** TASK TO CARRY OUT **
Using the listing below, extract each line that has the word "Post" in it.

-- START DATA IN THIS EXERCISE --

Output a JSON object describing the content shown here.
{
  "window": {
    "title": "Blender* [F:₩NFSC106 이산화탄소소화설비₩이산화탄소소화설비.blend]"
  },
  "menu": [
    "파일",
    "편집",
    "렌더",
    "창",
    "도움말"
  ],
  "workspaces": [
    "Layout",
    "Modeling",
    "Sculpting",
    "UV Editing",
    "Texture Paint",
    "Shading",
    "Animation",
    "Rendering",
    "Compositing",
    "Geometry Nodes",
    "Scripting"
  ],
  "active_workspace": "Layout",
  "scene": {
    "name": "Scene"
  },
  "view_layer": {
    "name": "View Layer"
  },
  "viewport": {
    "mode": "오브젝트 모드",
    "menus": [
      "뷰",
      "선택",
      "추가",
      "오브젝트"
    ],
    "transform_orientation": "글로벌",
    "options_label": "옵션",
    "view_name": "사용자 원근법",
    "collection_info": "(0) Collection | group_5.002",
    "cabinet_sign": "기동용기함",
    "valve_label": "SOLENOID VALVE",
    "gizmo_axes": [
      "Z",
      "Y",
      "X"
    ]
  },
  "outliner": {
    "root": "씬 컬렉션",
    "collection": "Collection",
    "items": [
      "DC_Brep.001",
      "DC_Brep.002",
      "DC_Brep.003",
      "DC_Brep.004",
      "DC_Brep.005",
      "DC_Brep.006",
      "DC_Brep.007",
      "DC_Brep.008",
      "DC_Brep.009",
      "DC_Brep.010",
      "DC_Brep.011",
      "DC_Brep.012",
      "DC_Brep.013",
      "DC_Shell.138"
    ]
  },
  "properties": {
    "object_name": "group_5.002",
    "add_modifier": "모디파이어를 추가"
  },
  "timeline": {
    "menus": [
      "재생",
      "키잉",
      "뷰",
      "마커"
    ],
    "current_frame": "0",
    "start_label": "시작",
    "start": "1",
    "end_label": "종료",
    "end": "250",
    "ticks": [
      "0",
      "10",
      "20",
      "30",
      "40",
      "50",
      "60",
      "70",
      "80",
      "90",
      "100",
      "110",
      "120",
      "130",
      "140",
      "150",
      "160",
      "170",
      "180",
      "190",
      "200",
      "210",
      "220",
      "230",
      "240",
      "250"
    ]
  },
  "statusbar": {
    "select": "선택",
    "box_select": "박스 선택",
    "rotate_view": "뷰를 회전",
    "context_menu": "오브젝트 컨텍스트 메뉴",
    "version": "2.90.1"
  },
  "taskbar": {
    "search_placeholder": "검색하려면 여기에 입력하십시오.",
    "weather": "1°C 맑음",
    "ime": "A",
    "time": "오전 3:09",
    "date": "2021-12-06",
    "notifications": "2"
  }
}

-- END DATA IN THIS EXERCISE --
-- START DATA IN THIS EXERCISE --

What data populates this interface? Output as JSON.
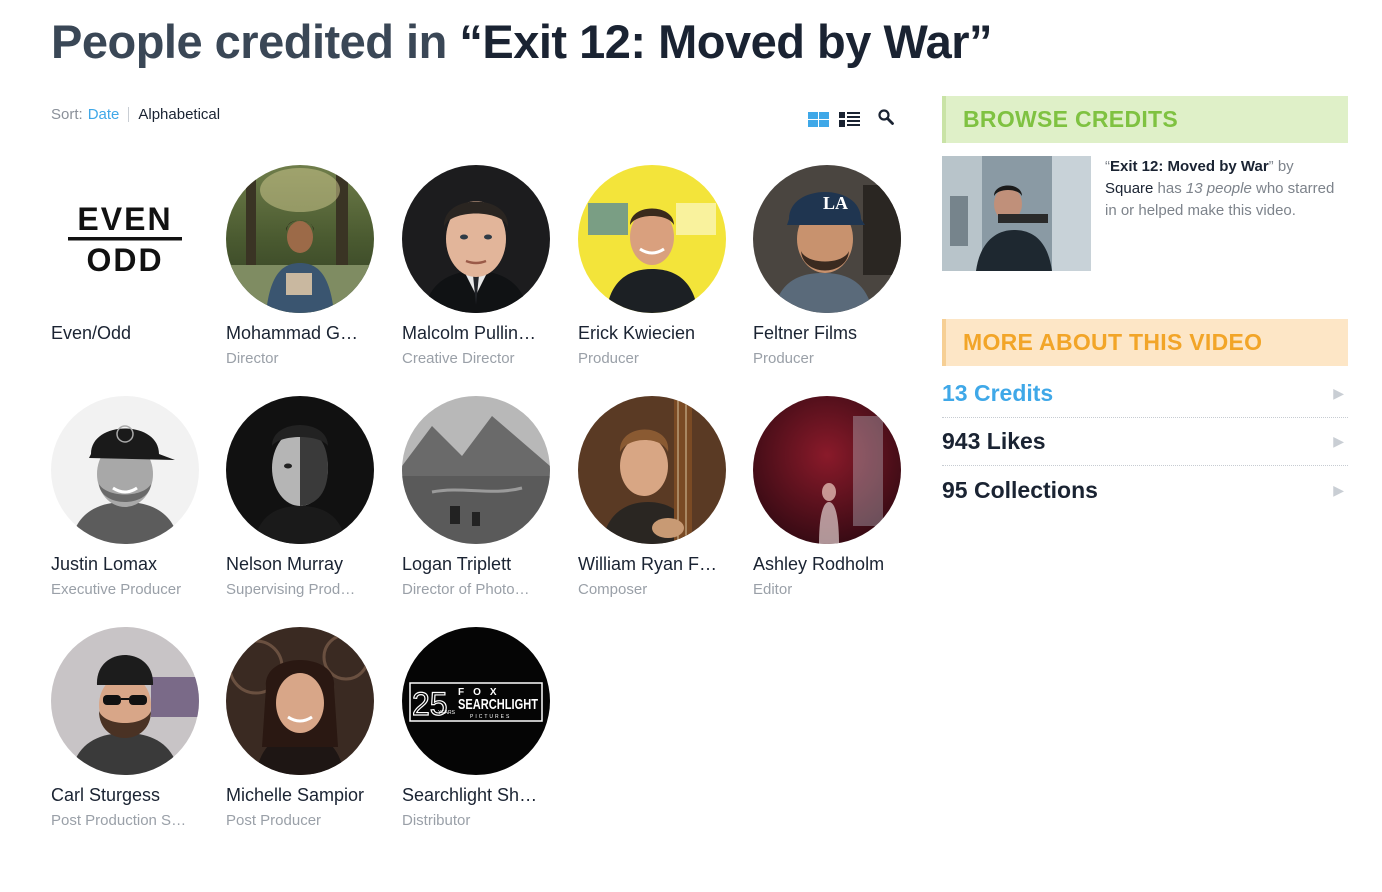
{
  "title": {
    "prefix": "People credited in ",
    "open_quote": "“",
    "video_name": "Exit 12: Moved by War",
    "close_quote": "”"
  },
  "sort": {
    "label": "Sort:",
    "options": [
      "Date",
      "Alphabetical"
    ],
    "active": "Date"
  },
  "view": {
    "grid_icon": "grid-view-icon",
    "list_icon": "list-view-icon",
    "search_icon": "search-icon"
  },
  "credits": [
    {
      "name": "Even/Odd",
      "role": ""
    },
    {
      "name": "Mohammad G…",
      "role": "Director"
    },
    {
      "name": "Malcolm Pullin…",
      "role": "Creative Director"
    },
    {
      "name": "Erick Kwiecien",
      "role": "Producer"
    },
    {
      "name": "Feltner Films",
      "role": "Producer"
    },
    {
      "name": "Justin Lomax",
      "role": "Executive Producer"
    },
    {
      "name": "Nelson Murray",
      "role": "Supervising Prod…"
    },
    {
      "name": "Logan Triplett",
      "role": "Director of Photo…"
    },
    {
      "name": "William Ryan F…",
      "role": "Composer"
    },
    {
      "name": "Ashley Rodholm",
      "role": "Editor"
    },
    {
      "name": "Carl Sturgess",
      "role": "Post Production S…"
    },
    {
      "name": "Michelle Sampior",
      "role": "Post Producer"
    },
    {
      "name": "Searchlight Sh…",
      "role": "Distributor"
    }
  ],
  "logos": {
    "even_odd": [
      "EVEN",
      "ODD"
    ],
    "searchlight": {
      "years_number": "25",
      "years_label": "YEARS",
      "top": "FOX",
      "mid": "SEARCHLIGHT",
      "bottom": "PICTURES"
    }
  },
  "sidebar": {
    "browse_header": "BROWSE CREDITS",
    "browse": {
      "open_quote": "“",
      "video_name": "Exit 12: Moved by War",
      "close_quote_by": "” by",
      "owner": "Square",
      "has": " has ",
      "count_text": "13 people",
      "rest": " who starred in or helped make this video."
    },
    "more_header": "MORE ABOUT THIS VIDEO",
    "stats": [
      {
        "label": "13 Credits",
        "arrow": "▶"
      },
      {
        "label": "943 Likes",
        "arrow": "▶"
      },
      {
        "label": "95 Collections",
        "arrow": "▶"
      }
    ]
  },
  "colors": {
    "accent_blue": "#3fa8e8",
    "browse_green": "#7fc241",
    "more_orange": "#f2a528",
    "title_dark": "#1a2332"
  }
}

-- END DATA IN THIS EXERCISE --

** OUTPUT OF THE EXERCISE **
      "role": "Post Production S…"
      "role": "Post Producer"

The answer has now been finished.